**JOB**
Going through the material below, please gather all lines with the word "CHOL" in them.

— BEGIN GIVEN RECORDS —

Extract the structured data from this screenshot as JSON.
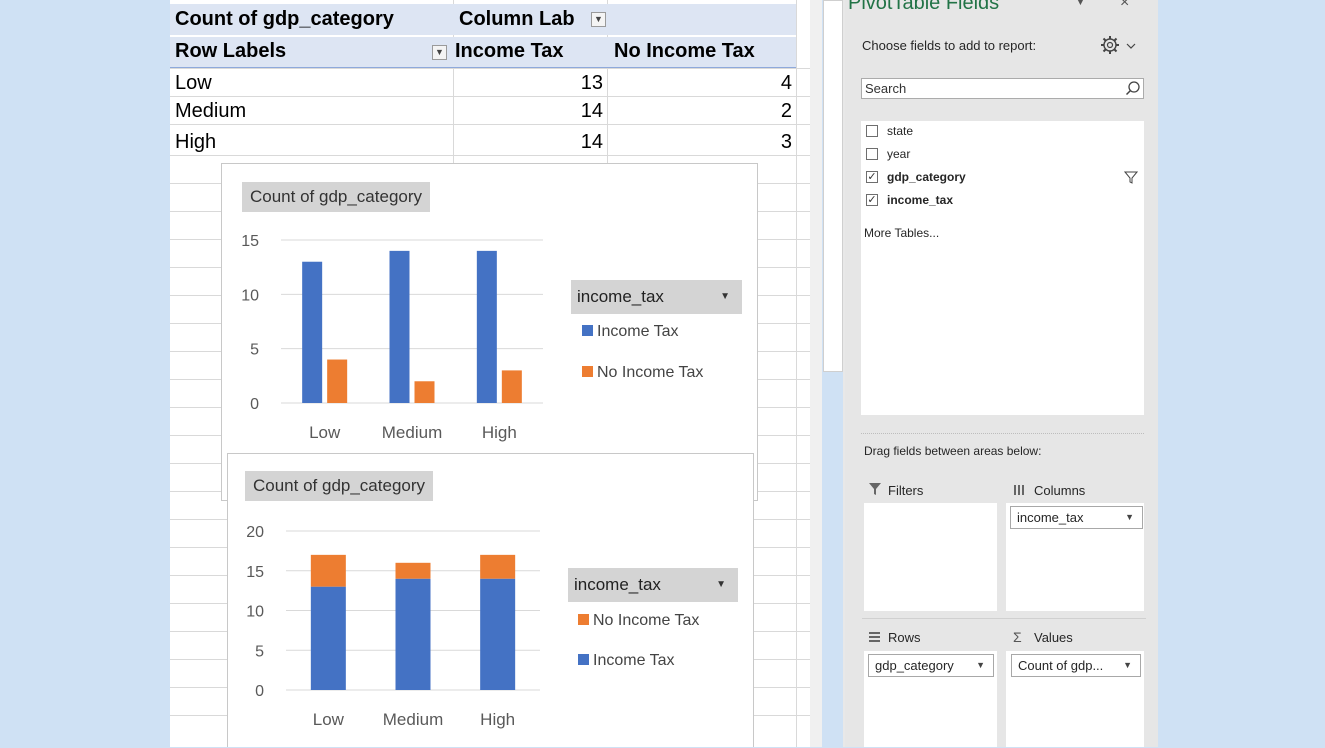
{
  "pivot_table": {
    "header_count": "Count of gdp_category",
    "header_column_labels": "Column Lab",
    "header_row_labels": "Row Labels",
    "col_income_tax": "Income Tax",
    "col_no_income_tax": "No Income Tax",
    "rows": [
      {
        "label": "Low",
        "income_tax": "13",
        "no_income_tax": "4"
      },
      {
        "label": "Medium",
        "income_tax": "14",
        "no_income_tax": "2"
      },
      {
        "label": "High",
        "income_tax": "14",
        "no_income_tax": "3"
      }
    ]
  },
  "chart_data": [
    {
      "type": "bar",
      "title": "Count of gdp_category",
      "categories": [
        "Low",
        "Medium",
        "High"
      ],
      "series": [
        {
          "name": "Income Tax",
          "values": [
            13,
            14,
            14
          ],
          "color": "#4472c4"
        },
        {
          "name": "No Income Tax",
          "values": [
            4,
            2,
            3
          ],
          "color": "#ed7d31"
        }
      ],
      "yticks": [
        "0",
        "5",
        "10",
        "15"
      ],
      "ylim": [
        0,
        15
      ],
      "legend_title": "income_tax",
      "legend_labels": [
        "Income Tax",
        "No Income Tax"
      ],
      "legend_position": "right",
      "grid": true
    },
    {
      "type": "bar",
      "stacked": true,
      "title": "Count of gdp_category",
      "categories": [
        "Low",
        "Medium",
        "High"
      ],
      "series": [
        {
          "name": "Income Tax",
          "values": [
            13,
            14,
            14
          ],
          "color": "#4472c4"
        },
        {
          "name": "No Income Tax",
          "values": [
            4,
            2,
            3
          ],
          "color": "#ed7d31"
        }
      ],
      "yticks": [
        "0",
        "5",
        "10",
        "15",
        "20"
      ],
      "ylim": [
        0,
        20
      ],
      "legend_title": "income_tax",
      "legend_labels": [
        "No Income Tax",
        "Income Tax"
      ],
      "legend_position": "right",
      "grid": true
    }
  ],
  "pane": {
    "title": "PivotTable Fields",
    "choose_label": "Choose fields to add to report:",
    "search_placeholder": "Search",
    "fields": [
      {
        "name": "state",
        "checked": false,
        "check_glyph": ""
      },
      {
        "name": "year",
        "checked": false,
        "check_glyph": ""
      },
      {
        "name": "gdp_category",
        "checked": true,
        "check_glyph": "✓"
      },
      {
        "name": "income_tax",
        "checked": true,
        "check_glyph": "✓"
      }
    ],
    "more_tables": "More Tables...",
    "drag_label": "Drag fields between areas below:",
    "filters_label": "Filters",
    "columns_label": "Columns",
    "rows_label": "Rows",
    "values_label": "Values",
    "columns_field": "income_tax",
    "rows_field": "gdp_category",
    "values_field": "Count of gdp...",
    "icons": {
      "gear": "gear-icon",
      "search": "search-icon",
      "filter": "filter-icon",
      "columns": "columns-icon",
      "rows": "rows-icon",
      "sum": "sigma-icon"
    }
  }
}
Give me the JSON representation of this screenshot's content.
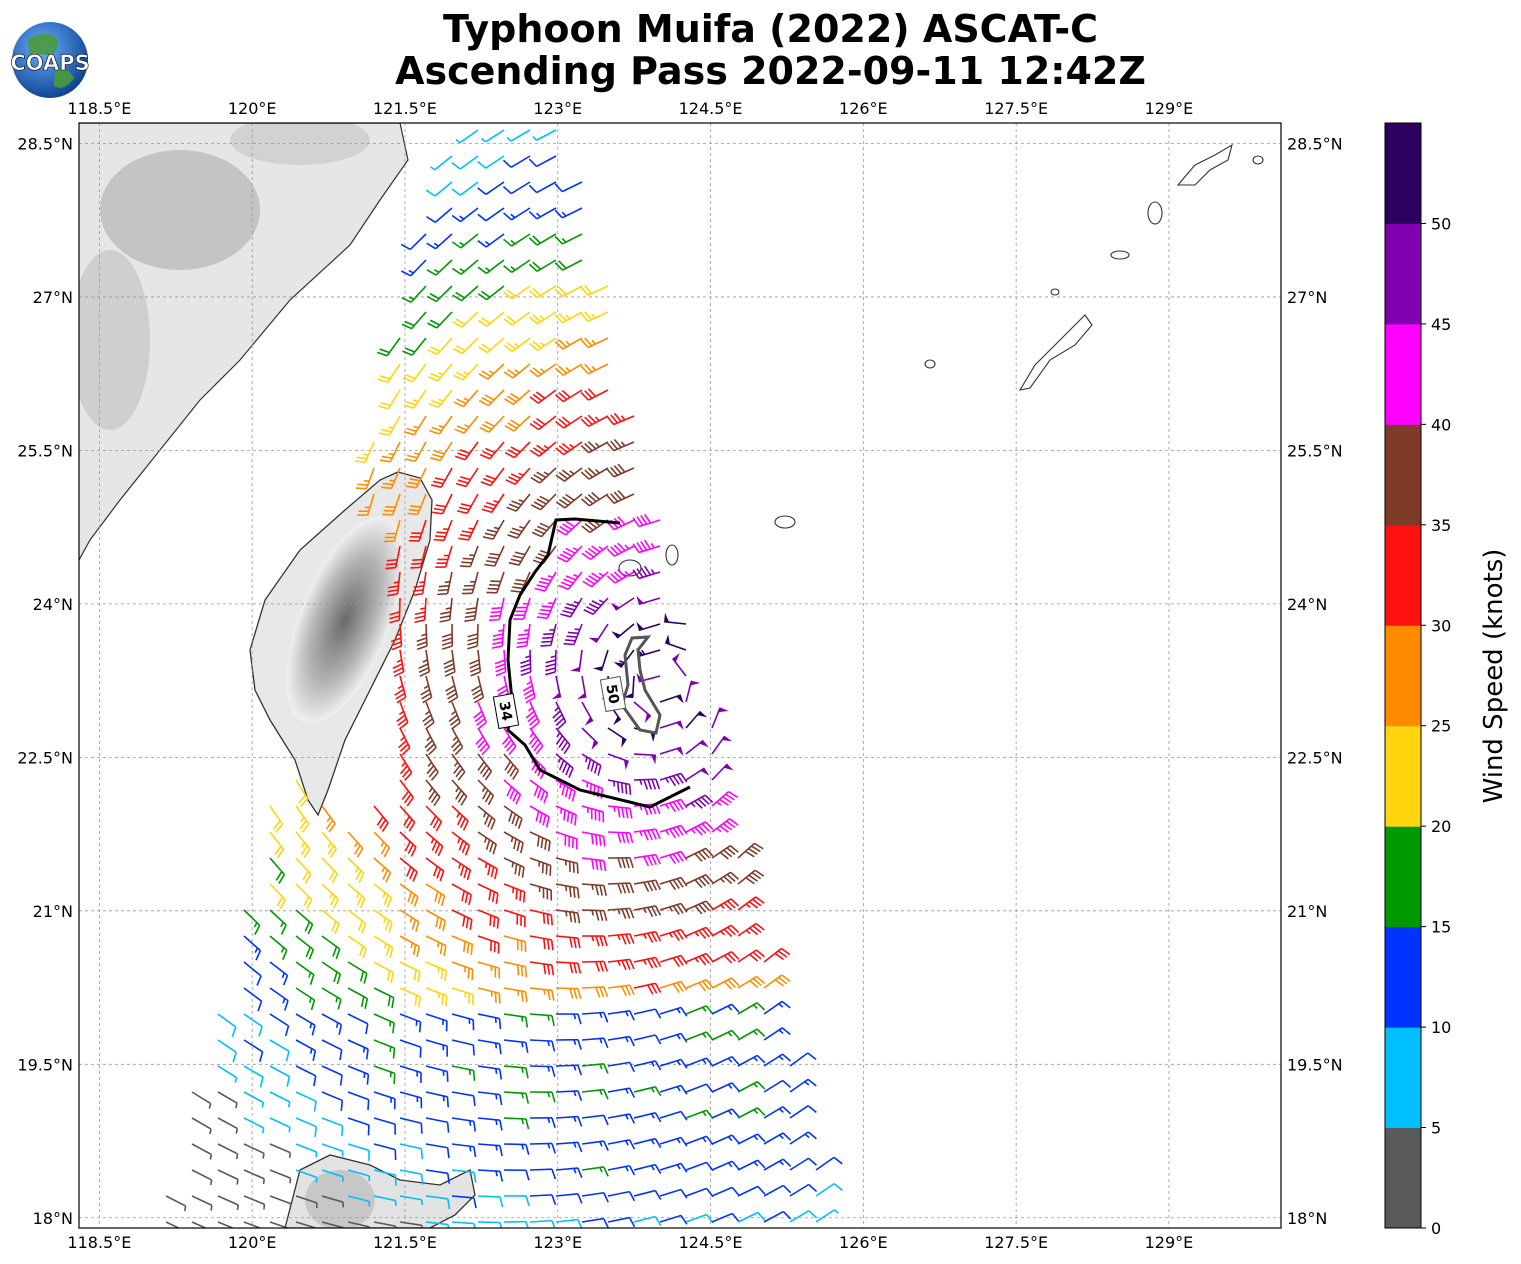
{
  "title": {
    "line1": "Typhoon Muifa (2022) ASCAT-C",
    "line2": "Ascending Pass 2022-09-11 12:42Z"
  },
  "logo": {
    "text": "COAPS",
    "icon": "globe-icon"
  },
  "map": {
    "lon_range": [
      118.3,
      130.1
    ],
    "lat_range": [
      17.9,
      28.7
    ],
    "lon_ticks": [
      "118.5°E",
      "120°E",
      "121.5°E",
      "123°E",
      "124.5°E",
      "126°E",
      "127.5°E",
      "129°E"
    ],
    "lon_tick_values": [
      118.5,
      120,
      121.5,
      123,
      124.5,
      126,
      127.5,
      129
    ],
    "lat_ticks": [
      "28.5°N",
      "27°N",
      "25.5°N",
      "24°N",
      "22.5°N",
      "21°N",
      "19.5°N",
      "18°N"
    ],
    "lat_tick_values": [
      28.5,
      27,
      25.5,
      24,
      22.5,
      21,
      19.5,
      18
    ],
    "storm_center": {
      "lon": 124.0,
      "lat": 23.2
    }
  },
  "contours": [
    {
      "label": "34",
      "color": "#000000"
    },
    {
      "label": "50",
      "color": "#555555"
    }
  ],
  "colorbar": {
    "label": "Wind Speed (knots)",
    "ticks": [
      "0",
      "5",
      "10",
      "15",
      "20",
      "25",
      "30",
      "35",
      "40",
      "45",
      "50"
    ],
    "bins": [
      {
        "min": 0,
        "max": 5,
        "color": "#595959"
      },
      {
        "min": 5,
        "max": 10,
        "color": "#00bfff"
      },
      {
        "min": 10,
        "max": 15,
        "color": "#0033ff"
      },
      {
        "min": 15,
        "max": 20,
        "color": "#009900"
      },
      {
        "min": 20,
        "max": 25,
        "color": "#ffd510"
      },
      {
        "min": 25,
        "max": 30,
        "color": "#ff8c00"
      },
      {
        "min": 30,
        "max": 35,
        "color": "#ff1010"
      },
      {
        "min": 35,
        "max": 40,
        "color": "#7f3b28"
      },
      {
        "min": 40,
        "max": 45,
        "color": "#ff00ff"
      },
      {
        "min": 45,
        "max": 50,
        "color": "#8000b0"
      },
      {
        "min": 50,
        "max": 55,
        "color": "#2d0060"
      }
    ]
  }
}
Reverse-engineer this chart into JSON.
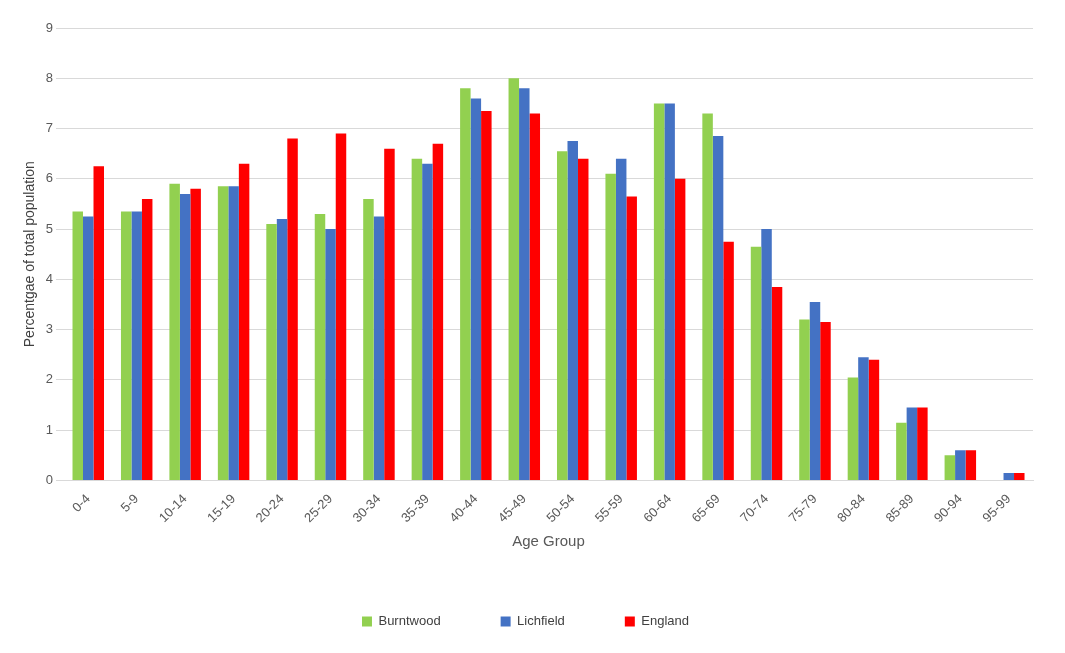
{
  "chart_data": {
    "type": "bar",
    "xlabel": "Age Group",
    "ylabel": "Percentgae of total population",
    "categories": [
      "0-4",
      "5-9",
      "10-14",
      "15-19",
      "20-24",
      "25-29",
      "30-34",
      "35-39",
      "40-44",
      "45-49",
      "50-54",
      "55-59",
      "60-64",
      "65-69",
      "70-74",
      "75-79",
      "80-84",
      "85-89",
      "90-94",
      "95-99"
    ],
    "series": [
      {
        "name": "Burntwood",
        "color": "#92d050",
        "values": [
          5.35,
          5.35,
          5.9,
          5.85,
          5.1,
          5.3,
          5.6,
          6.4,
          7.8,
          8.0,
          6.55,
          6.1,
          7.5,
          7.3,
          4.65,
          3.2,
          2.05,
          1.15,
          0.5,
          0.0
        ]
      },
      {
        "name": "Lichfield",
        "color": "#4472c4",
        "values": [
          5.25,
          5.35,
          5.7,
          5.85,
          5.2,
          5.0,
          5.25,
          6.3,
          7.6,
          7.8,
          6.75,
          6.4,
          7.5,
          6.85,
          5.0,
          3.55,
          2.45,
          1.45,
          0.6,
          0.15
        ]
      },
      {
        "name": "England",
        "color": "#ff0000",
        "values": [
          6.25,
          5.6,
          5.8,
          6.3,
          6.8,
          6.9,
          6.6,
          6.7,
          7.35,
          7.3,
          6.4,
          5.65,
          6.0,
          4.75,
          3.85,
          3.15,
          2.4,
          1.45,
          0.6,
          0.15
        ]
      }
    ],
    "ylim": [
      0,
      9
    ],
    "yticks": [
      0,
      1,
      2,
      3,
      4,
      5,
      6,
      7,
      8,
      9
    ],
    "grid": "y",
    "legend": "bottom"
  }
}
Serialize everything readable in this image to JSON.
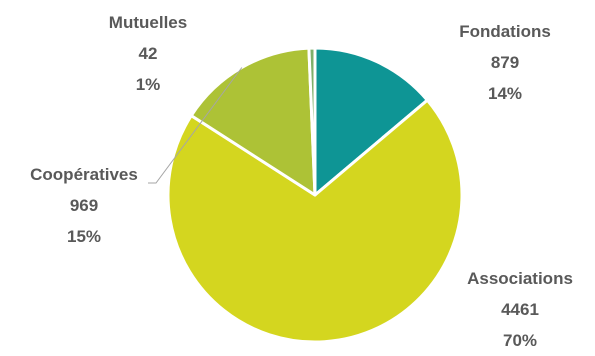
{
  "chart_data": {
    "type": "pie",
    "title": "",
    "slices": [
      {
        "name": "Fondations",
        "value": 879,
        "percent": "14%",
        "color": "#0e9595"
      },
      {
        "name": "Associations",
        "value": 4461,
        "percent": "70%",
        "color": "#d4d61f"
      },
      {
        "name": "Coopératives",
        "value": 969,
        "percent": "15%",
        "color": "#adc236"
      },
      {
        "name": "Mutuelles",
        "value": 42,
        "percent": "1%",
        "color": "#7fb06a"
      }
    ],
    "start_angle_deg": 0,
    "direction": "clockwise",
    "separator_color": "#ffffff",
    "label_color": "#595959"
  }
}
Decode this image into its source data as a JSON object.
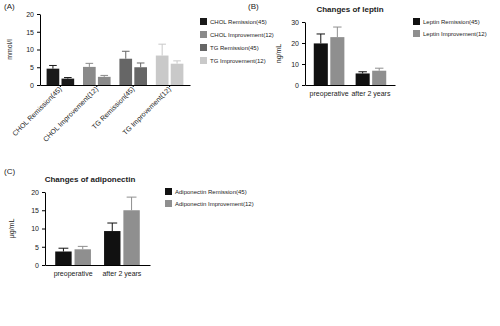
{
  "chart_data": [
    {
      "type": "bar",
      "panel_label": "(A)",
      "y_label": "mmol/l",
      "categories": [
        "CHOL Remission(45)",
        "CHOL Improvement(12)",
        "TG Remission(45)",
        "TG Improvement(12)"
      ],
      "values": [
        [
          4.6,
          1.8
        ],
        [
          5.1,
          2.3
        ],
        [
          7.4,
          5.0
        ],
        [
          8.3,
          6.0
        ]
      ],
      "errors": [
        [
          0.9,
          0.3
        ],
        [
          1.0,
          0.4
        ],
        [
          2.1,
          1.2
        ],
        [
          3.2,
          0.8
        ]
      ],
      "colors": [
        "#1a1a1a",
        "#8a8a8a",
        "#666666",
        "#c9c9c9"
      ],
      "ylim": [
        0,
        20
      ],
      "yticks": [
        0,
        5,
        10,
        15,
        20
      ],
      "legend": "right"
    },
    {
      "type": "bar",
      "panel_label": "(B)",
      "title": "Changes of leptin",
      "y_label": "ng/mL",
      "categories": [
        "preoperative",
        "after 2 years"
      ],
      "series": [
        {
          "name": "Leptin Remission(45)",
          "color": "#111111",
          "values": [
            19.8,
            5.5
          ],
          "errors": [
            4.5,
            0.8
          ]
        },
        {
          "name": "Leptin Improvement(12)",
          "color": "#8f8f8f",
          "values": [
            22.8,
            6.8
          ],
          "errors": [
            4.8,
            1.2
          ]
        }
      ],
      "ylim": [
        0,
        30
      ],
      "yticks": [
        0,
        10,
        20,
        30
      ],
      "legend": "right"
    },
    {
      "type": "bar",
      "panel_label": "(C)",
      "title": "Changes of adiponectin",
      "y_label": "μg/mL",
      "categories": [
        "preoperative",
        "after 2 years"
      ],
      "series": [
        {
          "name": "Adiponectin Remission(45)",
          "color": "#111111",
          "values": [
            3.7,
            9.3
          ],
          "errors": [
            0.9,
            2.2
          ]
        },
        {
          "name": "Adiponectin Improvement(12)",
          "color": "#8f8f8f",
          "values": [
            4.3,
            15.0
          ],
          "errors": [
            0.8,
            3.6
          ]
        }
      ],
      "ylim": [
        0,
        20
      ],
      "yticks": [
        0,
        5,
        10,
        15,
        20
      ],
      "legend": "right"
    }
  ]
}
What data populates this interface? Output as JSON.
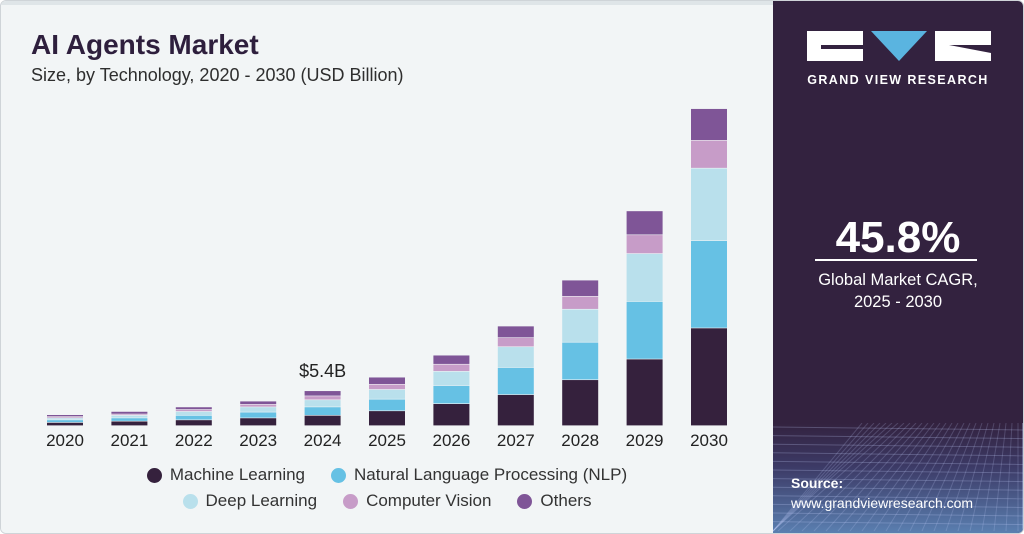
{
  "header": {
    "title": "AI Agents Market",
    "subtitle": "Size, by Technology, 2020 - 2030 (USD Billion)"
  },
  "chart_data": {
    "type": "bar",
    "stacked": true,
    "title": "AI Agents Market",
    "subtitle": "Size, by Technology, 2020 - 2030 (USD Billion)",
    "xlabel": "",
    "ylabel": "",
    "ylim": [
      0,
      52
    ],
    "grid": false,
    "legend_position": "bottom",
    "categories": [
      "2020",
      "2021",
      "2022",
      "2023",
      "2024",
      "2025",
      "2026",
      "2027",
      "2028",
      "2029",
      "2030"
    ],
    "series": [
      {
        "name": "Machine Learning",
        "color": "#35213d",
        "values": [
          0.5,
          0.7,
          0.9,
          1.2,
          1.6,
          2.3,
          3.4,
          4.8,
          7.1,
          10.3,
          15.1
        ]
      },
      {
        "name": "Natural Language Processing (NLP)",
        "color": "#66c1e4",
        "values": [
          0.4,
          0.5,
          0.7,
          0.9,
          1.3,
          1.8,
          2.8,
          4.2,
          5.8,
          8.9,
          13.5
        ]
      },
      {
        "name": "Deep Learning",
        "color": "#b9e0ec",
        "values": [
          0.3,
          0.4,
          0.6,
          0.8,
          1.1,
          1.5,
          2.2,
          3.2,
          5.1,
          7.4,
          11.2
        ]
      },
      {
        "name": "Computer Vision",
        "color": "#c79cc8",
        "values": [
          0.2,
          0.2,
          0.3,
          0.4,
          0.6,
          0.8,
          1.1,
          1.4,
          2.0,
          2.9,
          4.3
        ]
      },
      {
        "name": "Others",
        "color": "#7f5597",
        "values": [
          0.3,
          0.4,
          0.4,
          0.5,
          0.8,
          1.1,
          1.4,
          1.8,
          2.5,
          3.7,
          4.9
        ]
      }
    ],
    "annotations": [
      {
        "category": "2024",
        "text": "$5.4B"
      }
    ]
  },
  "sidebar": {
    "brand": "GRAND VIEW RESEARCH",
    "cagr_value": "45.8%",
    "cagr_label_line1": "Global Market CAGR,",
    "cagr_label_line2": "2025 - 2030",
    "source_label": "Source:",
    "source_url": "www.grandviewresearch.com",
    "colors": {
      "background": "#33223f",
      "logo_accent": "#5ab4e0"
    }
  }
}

— END GIVEN RECORDS —

**CORRECT RESULT**
        "CHOL Remission(45)",
        "CHOL Improvement(12)",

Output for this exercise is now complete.